# START OF Exercise materials

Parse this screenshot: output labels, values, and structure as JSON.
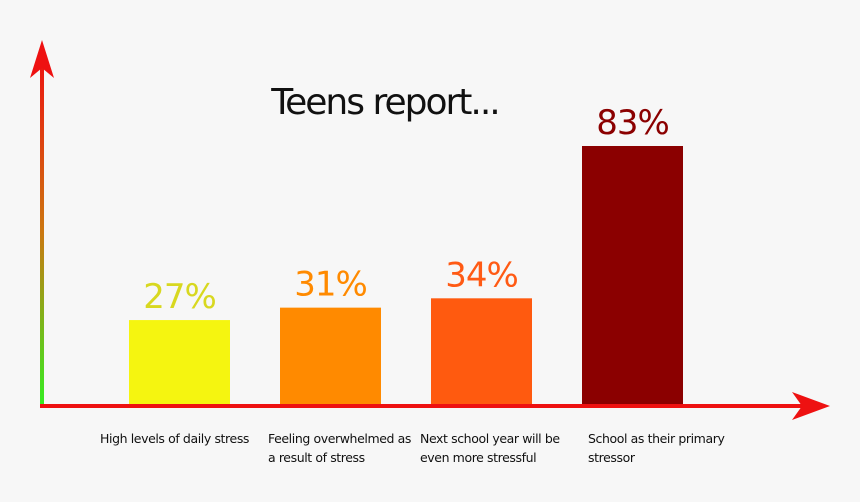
{
  "chart_data": {
    "type": "bar",
    "title": "Teens report...",
    "categories": [
      "High levels of daily stress",
      "Feeling overwhelmed as a result of stress",
      "Next school year will be even more stressful",
      "School as their primary stressor"
    ],
    "values": [
      27,
      31,
      34,
      83
    ],
    "value_labels": [
      "27%",
      "31%",
      "34%",
      "83%"
    ],
    "colors": [
      "#f5f510",
      "#ff8a00",
      "#ff5a0f",
      "#8b0000"
    ],
    "label_colors": [
      "#d8d820",
      "#ff8a00",
      "#ff5a14",
      "#8b0000"
    ]
  }
}
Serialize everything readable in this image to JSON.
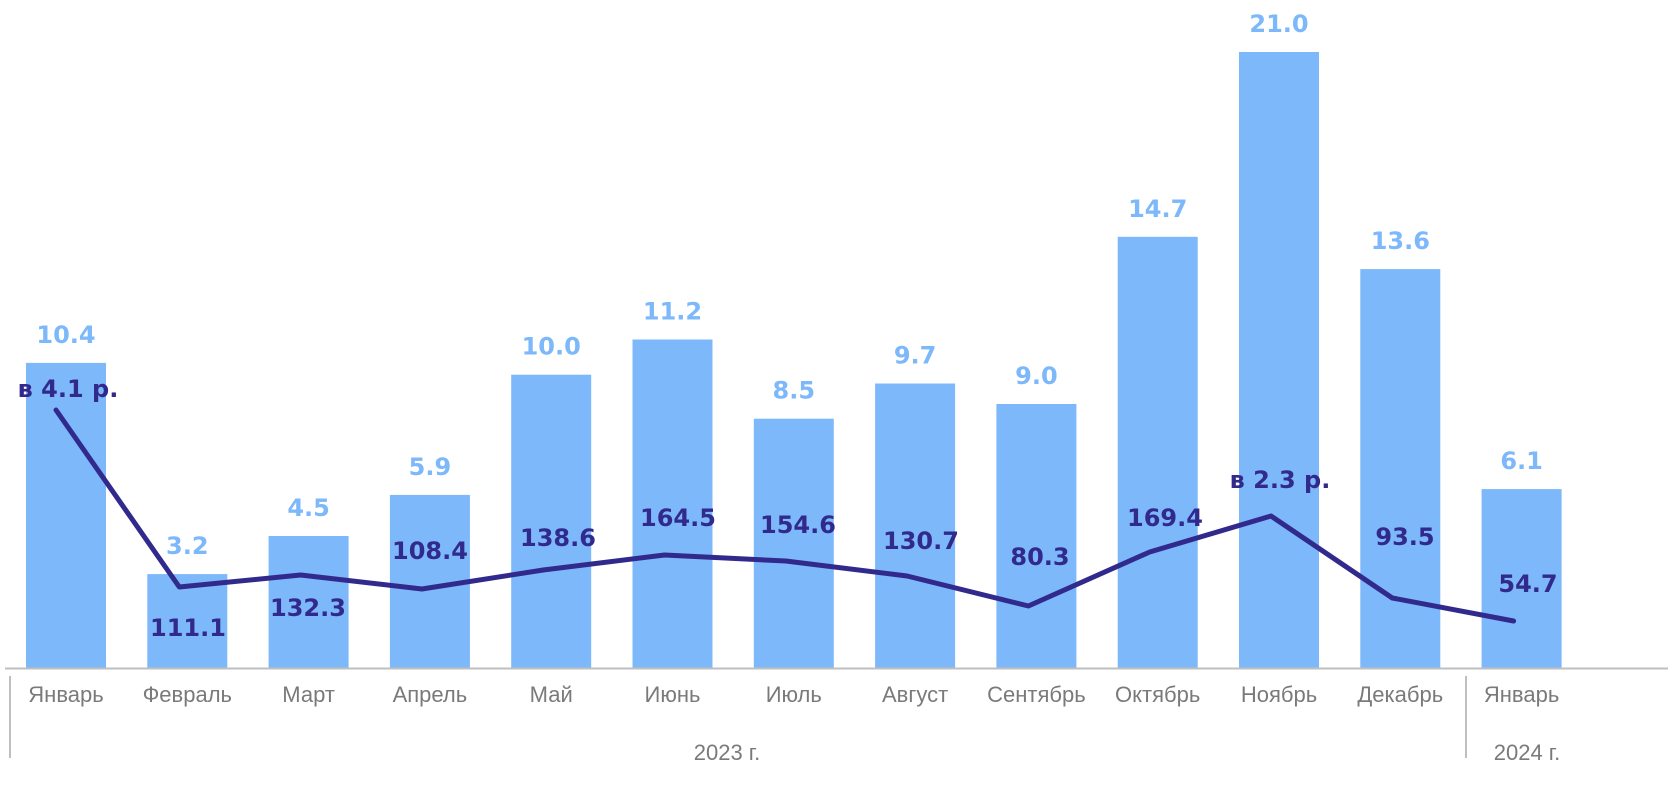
{
  "colors": {
    "bar": "#7cb8fa",
    "bar_label": "#7cb8fa",
    "line": "#312a8c",
    "line_label": "#312a8c",
    "axis": "#bfbfbf",
    "tick_text": "#7a7a7a"
  },
  "chart_data": {
    "type": "bar",
    "categories": [
      "Январь",
      "Февраль",
      "Март",
      "Апрель",
      "Май",
      "Июнь",
      "Июль",
      "Август",
      "Сентябрь",
      "Октябрь",
      "Ноябрь",
      "Декабрь",
      "Январь"
    ],
    "groups": [
      {
        "label": "2023 г.",
        "count": 12
      },
      {
        "label": "2024 г.",
        "count": 1
      }
    ],
    "bar_ylim": [
      0,
      21.0
    ],
    "series": [
      {
        "type": "bar",
        "values": [
          10.4,
          3.2,
          4.5,
          5.9,
          10.0,
          11.2,
          8.5,
          9.7,
          9.0,
          14.7,
          21.0,
          13.6,
          6.1
        ],
        "labels": [
          "10.4",
          "3.2",
          "4.5",
          "5.9",
          "10.0",
          "11.2",
          "8.5",
          "9.7",
          "9.0",
          "14.7",
          "21.0",
          "13.6",
          "6.1"
        ]
      },
      {
        "type": "line",
        "values": [
          410,
          111.1,
          132.3,
          108.4,
          138.6,
          164.5,
          154.6,
          130.7,
          80.3,
          169.4,
          230,
          93.5,
          54.7
        ],
        "labels": [
          "в 4.1 р.",
          "111.1",
          "132.3",
          "108.4",
          "138.6",
          "164.5",
          "154.6",
          "130.7",
          "80.3",
          "169.4",
          "в 2.3 р.",
          "93.5",
          "54.7"
        ]
      }
    ],
    "grid": false,
    "legend": "none"
  }
}
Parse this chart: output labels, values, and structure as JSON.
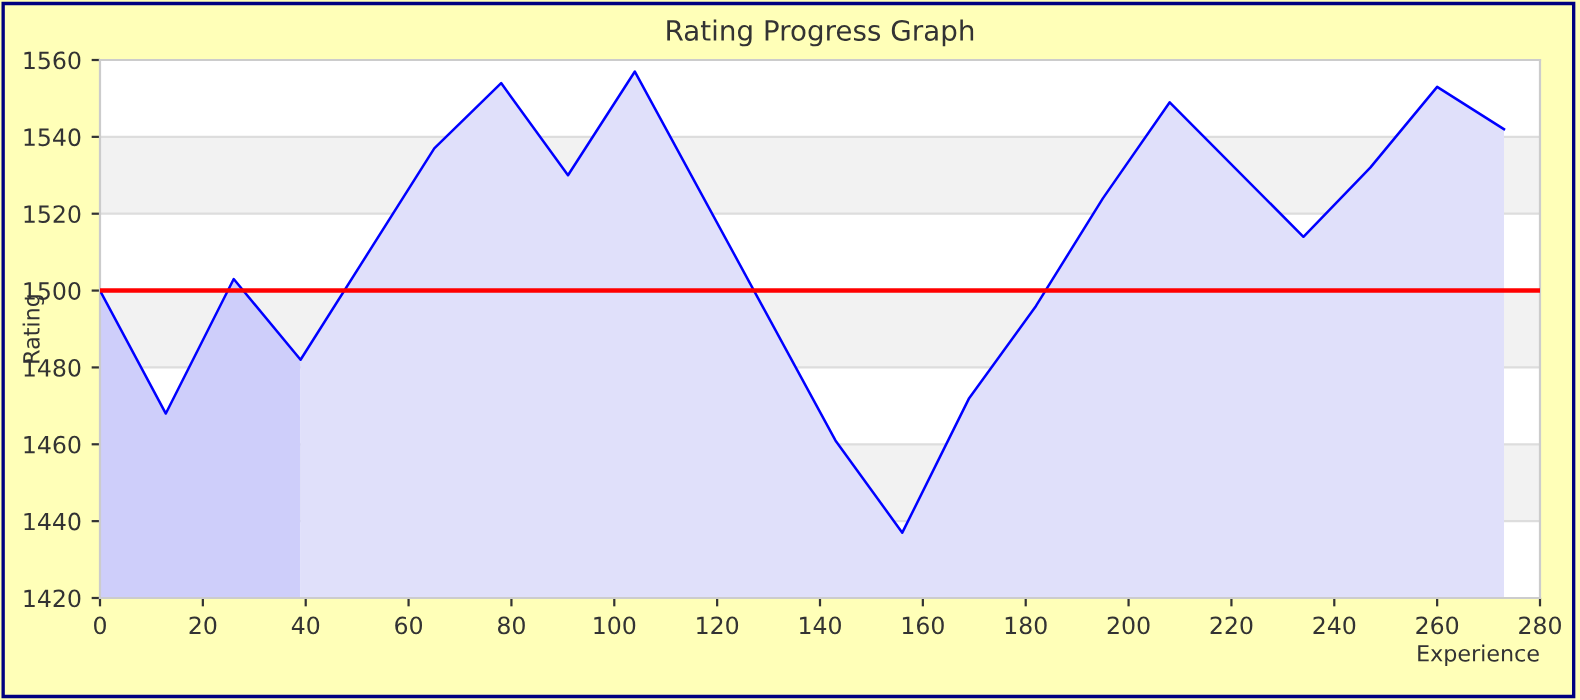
{
  "chart_data": {
    "type": "area",
    "title": "Rating Progress Graph",
    "xlabel": "Experience",
    "ylabel": "Rating",
    "series": [
      {
        "color": "#cecefa",
        "x": [
          0,
          12.8,
          26,
          39
        ],
        "values": [
          1500,
          1468,
          1503,
          1482
        ]
      },
      {
        "color": "#e0e0fa",
        "x": [
          39,
          65,
          78,
          91,
          104,
          143,
          156,
          169,
          182,
          195,
          208,
          234,
          247,
          260,
          273
        ],
        "values": [
          1482,
          1537,
          1554,
          1530,
          1557,
          1461,
          1437,
          1472,
          1496,
          1524,
          1549,
          1514,
          1532,
          1553,
          1542
        ]
      },
      {
        "type": "line",
        "color": "#0000ff",
        "x": [
          0,
          12.8,
          26,
          39,
          65,
          78,
          91,
          104,
          143,
          156,
          169,
          182,
          195,
          208,
          234,
          247,
          260,
          273
        ],
        "values": [
          1500,
          1468,
          1503,
          1482,
          1537,
          1554,
          1530,
          1557,
          1461,
          1437,
          1472,
          1496,
          1524,
          1549,
          1514,
          1532,
          1553,
          1542
        ]
      }
    ],
    "xlim": [
      0,
      280
    ],
    "xticks": [
      0,
      20,
      40,
      60,
      80,
      100,
      120,
      140,
      160,
      180,
      200,
      220,
      240,
      260,
      280
    ],
    "ylim": [
      1420,
      1560
    ],
    "yticks": [
      1420,
      1440,
      1460,
      1480,
      1500,
      1520,
      1540,
      1560
    ],
    "ref_lines": [
      {
        "axis": "y",
        "value": 1500,
        "color": "#ff0000"
      }
    ],
    "grid": "y",
    "legend": false
  }
}
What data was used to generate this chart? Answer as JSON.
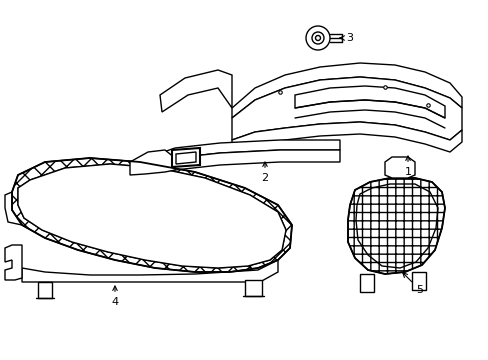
{
  "background_color": "#ffffff",
  "line_color": "#000000",
  "line_width": 1.0,
  "fig_width": 4.89,
  "fig_height": 3.6,
  "dpi": 100
}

# END OF Exercise materials

*The request*
Your answer should be a single number: the count of lines in the material above that contain "Rating".

*Correct result*
2